## What you will do
Omit every picture and return the rest of the data unaltered.

★ ★ ★ ★ ★ ★ ★

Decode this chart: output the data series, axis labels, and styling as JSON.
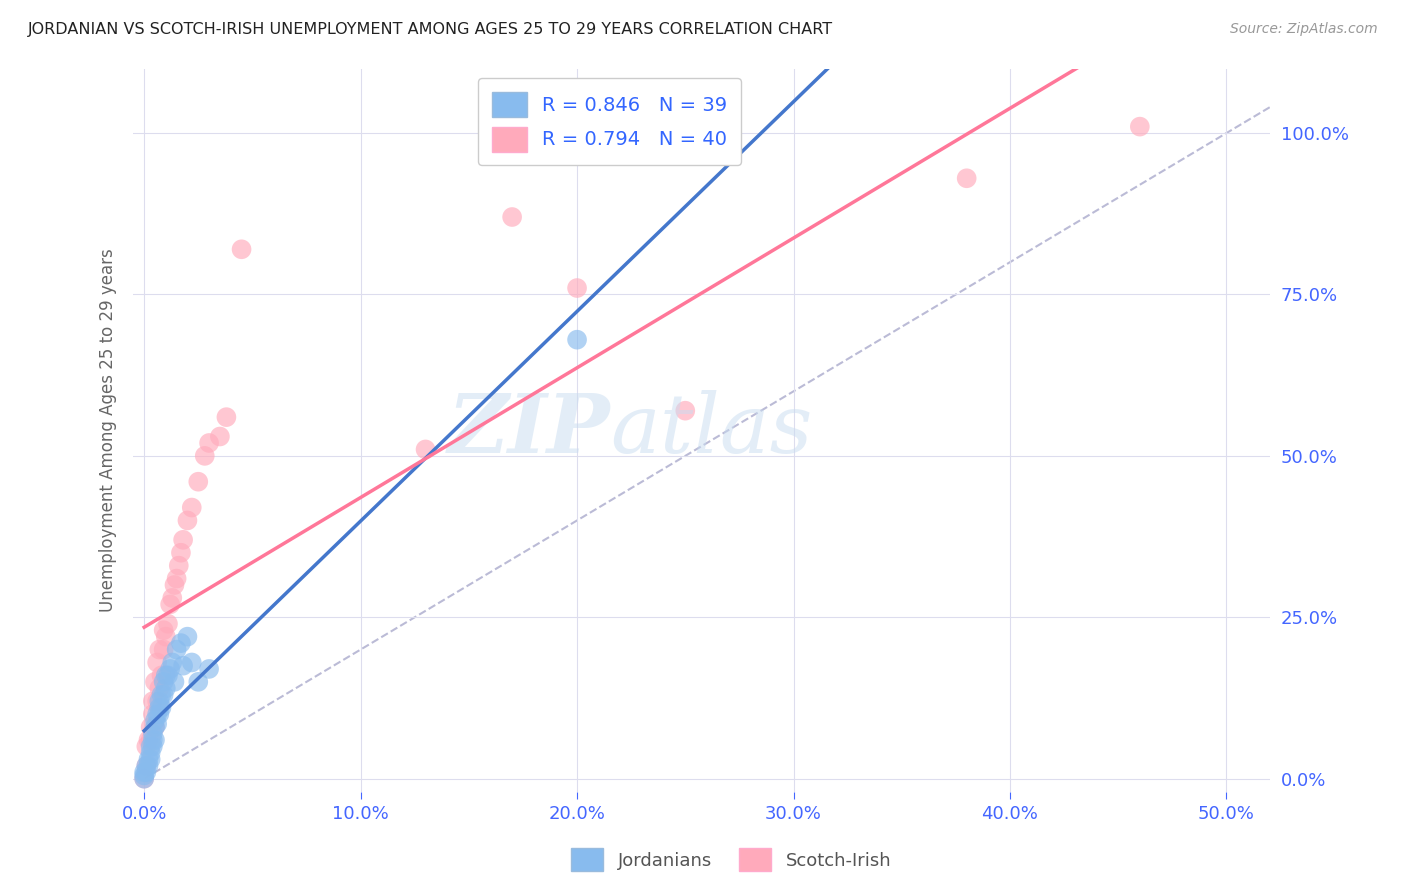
{
  "title": "JORDANIAN VS SCOTCH-IRISH UNEMPLOYMENT AMONG AGES 25 TO 29 YEARS CORRELATION CHART",
  "source": "Source: ZipAtlas.com",
  "ylabel": "Unemployment Among Ages 25 to 29 years",
  "x_ticks": [
    0.0,
    0.1,
    0.2,
    0.3,
    0.4,
    0.5
  ],
  "x_tick_labels": [
    "0.0%",
    "10.0%",
    "20.0%",
    "30.0%",
    "40.0%",
    "50.0%"
  ],
  "y_ticks": [
    0.0,
    0.25,
    0.5,
    0.75,
    1.0
  ],
  "y_tick_labels": [
    "0.0%",
    "25.0%",
    "50.0%",
    "75.0%",
    "100.0%"
  ],
  "xlim": [
    -0.005,
    0.52
  ],
  "ylim": [
    -0.02,
    1.1
  ],
  "jordanians_R": 0.846,
  "jordanians_N": 39,
  "scotchirish_R": 0.794,
  "scotchirish_N": 40,
  "jordanians_color": "#88BBEE",
  "scotchirish_color": "#FFAABB",
  "jordanians_line_color": "#4477CC",
  "scotchirish_line_color": "#FF7799",
  "background_color": "#FFFFFF",
  "grid_color": "#DDDDEE",
  "jordanians_x": [
    0.0,
    0.0,
    0.0,
    0.001,
    0.001,
    0.002,
    0.002,
    0.003,
    0.003,
    0.003,
    0.004,
    0.004,
    0.004,
    0.005,
    0.005,
    0.005,
    0.006,
    0.006,
    0.007,
    0.007,
    0.007,
    0.008,
    0.008,
    0.009,
    0.009,
    0.01,
    0.01,
    0.011,
    0.012,
    0.013,
    0.014,
    0.015,
    0.017,
    0.018,
    0.02,
    0.022,
    0.025,
    0.03,
    0.2
  ],
  "jordanians_y": [
    0.0,
    0.005,
    0.01,
    0.01,
    0.02,
    0.02,
    0.03,
    0.03,
    0.04,
    0.05,
    0.05,
    0.06,
    0.07,
    0.06,
    0.08,
    0.09,
    0.085,
    0.1,
    0.1,
    0.11,
    0.12,
    0.11,
    0.13,
    0.13,
    0.15,
    0.14,
    0.16,
    0.16,
    0.17,
    0.18,
    0.15,
    0.2,
    0.21,
    0.175,
    0.22,
    0.18,
    0.15,
    0.17,
    0.68
  ],
  "scotchirish_x": [
    0.0,
    0.001,
    0.001,
    0.002,
    0.003,
    0.003,
    0.004,
    0.004,
    0.005,
    0.005,
    0.006,
    0.006,
    0.007,
    0.007,
    0.008,
    0.009,
    0.009,
    0.01,
    0.011,
    0.012,
    0.013,
    0.014,
    0.015,
    0.016,
    0.017,
    0.018,
    0.02,
    0.022,
    0.025,
    0.028,
    0.03,
    0.035,
    0.038,
    0.045,
    0.13,
    0.17,
    0.2,
    0.25,
    0.38,
    0.46
  ],
  "scotchirish_y": [
    0.0,
    0.02,
    0.05,
    0.06,
    0.06,
    0.08,
    0.1,
    0.12,
    0.08,
    0.15,
    0.12,
    0.18,
    0.14,
    0.2,
    0.16,
    0.2,
    0.23,
    0.22,
    0.24,
    0.27,
    0.28,
    0.3,
    0.31,
    0.33,
    0.35,
    0.37,
    0.4,
    0.42,
    0.46,
    0.5,
    0.52,
    0.53,
    0.56,
    0.82,
    0.51,
    0.87,
    0.76,
    0.57,
    0.93,
    1.01
  ]
}
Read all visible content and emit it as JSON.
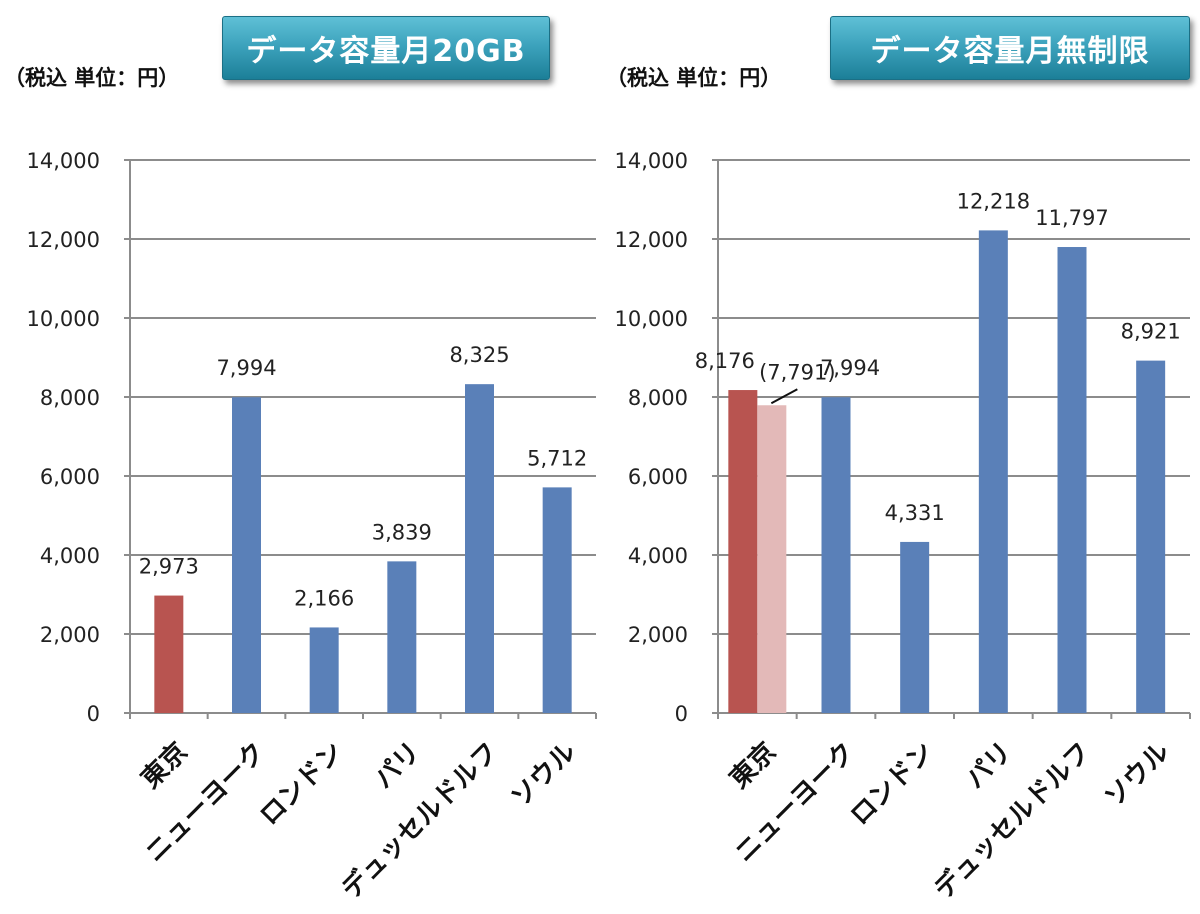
{
  "charts": [
    {
      "title": "データ容量月20GB",
      "unit_label": "（税込 単位：円）",
      "chart_data": {
        "type": "bar",
        "categories": [
          "東京",
          "ニューヨーク",
          "ロンドン",
          "パリ",
          "デュッセルドルフ",
          "ソウル"
        ],
        "values": [
          2973,
          7994,
          2166,
          3839,
          8325,
          5712
        ],
        "value_labels": [
          "2,973",
          "7,994",
          "2,166",
          "3,839",
          "8,325",
          "5,712"
        ],
        "bar_colors": [
          "#b85450",
          "#5a80b8",
          "#5a80b8",
          "#5a80b8",
          "#5a80b8",
          "#5a80b8"
        ],
        "ylim": [
          0,
          14000
        ],
        "yticks": [
          0,
          2000,
          4000,
          6000,
          8000,
          10000,
          12000,
          14000
        ],
        "ytick_labels": [
          "0",
          "2,000",
          "4,000",
          "6,000",
          "8,000",
          "10,000",
          "12,000",
          "14,000"
        ],
        "grid": true
      }
    },
    {
      "title": "データ容量月無制限",
      "unit_label": "（税込 単位：円）",
      "chart_data": {
        "type": "bar",
        "categories": [
          "東京",
          "ニューヨーク",
          "ロンドン",
          "パリ",
          "デュッセルドルフ",
          "ソウル"
        ],
        "values": [
          8176,
          7994,
          4331,
          12218,
          11797,
          8921
        ],
        "value_labels": [
          "8,176",
          "7,994",
          "4,331",
          "12,218",
          "11,797",
          "8,921"
        ],
        "bar_colors": [
          "#b85450",
          "#5a80b8",
          "#5a80b8",
          "#5a80b8",
          "#5a80b8",
          "#5a80b8"
        ],
        "extra_bar": {
          "category_index": 0,
          "value": 7791,
          "label": "(7,791)",
          "color": "#e3b9b8"
        },
        "ylim": [
          0,
          14000
        ],
        "yticks": [
          0,
          2000,
          4000,
          6000,
          8000,
          10000,
          12000,
          14000
        ],
        "ytick_labels": [
          "0",
          "2,000",
          "4,000",
          "6,000",
          "8,000",
          "10,000",
          "12,000",
          "14,000"
        ],
        "grid": true
      }
    }
  ]
}
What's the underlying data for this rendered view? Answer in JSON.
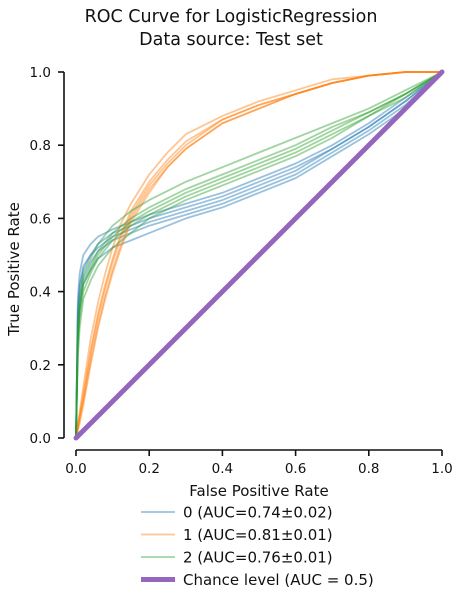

★ ★ ★ ★ ★ ★ ★

## Task result
Decode this chart: output the data series, axis labels, and styling as JSON.
{
  "title": "JORDANIAN VS SCOTCH-IRISH UNEMPLOYMENT AMONG AGES 25 TO 29 YEARS CORRELATION CHART",
  "source": "Source: ZipAtlas.com",
  "ylabel": "Unemployment Among Ages 25 to 29 years",
  "x_ticks": [
    0.0,
    0.1,
    0.2,
    0.3,
    0.4,
    0.5
  ],
  "x_tick_labels": [
    "0.0%",
    "10.0%",
    "20.0%",
    "30.0%",
    "40.0%",
    "50.0%"
  ],
  "y_ticks": [
    0.0,
    0.25,
    0.5,
    0.75,
    1.0
  ],
  "y_tick_labels": [
    "0.0%",
    "25.0%",
    "50.0%",
    "75.0%",
    "100.0%"
  ],
  "xlim": [
    -0.005,
    0.52
  ],
  "ylim": [
    -0.02,
    1.1
  ],
  "jordanians_R": 0.846,
  "jordanians_N": 39,
  "scotchirish_R": 0.794,
  "scotchirish_N": 40,
  "jordanians_color": "#88BBEE",
  "scotchirish_color": "#FFAABB",
  "jordanians_line_color": "#4477CC",
  "scotchirish_line_color": "#FF7799",
  "background_color": "#FFFFFF",
  "grid_color": "#DDDDEE",
  "jordanians_x": [
    0.0,
    0.0,
    0.0,
    0.001,
    0.001,
    0.002,
    0.002,
    0.003,
    0.003,
    0.003,
    0.004,
    0.004,
    0.004,
    0.005,
    0.005,
    0.005,
    0.006,
    0.006,
    0.007,
    0.007,
    0.007,
    0.008,
    0.008,
    0.009,
    0.009,
    0.01,
    0.01,
    0.011,
    0.012,
    0.013,
    0.014,
    0.015,
    0.017,
    0.018,
    0.02,
    0.022,
    0.025,
    0.03,
    0.2
  ],
  "jordanians_y": [
    0.0,
    0.005,
    0.01,
    0.01,
    0.02,
    0.02,
    0.03,
    0.03,
    0.04,
    0.05,
    0.05,
    0.06,
    0.07,
    0.06,
    0.08,
    0.09,
    0.085,
    0.1,
    0.1,
    0.11,
    0.12,
    0.11,
    0.13,
    0.13,
    0.15,
    0.14,
    0.16,
    0.16,
    0.17,
    0.18,
    0.15,
    0.2,
    0.21,
    0.175,
    0.22,
    0.18,
    0.15,
    0.17,
    0.68
  ],
  "scotchirish_x": [
    0.0,
    0.001,
    0.001,
    0.002,
    0.003,
    0.003,
    0.004,
    0.004,
    0.005,
    0.005,
    0.006,
    0.006,
    0.007,
    0.007,
    0.008,
    0.009,
    0.009,
    0.01,
    0.011,
    0.012,
    0.013,
    0.014,
    0.015,
    0.016,
    0.017,
    0.018,
    0.02,
    0.022,
    0.025,
    0.028,
    0.03,
    0.035,
    0.038,
    0.045,
    0.13,
    0.17,
    0.2,
    0.25,
    0.38,
    0.46
  ],
  "scotchirish_y": [
    0.0,
    0.02,
    0.05,
    0.06,
    0.06,
    0.08,
    0.1,
    0.12,
    0.08,
    0.15,
    0.12,
    0.18,
    0.14,
    0.2,
    0.16,
    0.2,
    0.23,
    0.22,
    0.24,
    0.27,
    0.28,
    0.3,
    0.31,
    0.33,
    0.35,
    0.37,
    0.4,
    0.42,
    0.46,
    0.5,
    0.52,
    0.53,
    0.56,
    0.82,
    0.51,
    0.87,
    0.76,
    0.57,
    0.93,
    1.01
  ]
}
Read all visible content and emit it as JSON.
{
  "charts": [
    {
      "title": "データ容量月20GB",
      "unit_label": "（税込 単位：円）",
      "chart_data": {
        "type": "bar",
        "categories": [
          "東京",
          "ニューヨーク",
          "ロンドン",
          "パリ",
          "デュッセルドルフ",
          "ソウル"
        ],
        "values": [
          2973,
          7994,
          2166,
          3839,
          8325,
          5712
        ],
        "value_labels": [
          "2,973",
          "7,994",
          "2,166",
          "3,839",
          "8,325",
          "5,712"
        ],
        "bar_colors": [
          "#b85450",
          "#5a80b8",
          "#5a80b8",
          "#5a80b8",
          "#5a80b8",
          "#5a80b8"
        ],
        "ylim": [
          0,
          14000
        ],
        "yticks": [
          0,
          2000,
          4000,
          6000,
          8000,
          10000,
          12000,
          14000
        ],
        "ytick_labels": [
          "0",
          "2,000",
          "4,000",
          "6,000",
          "8,000",
          "10,000",
          "12,000",
          "14,000"
        ],
        "grid": true
      }
    },
    {
      "title": "データ容量月無制限",
      "unit_label": "（税込 単位：円）",
      "chart_data": {
        "type": "bar",
        "categories": [
          "東京",
          "ニューヨーク",
          "ロンドン",
          "パリ",
          "デュッセルドルフ",
          "ソウル"
        ],
        "values": [
          8176,
          7994,
          4331,
          12218,
          11797,
          8921
        ],
        "value_labels": [
          "8,176",
          "7,994",
          "4,331",
          "12,218",
          "11,797",
          "8,921"
        ],
        "bar_colors": [
          "#b85450",
          "#5a80b8",
          "#5a80b8",
          "#5a80b8",
          "#5a80b8",
          "#5a80b8"
        ],
        "extra_bar": {
          "category_index": 0,
          "value": 7791,
          "label": "(7,791)",
          "color": "#e3b9b8"
        },
        "ylim": [
          0,
          14000
        ],
        "yticks": [
          0,
          2000,
          4000,
          6000,
          8000,
          10000,
          12000,
          14000
        ],
        "ytick_labels": [
          "0",
          "2,000",
          "4,000",
          "6,000",
          "8,000",
          "10,000",
          "12,000",
          "14,000"
        ],
        "grid": true
      }
    }
  ]
}
What's the underlying data for this rendered view? Answer in JSON.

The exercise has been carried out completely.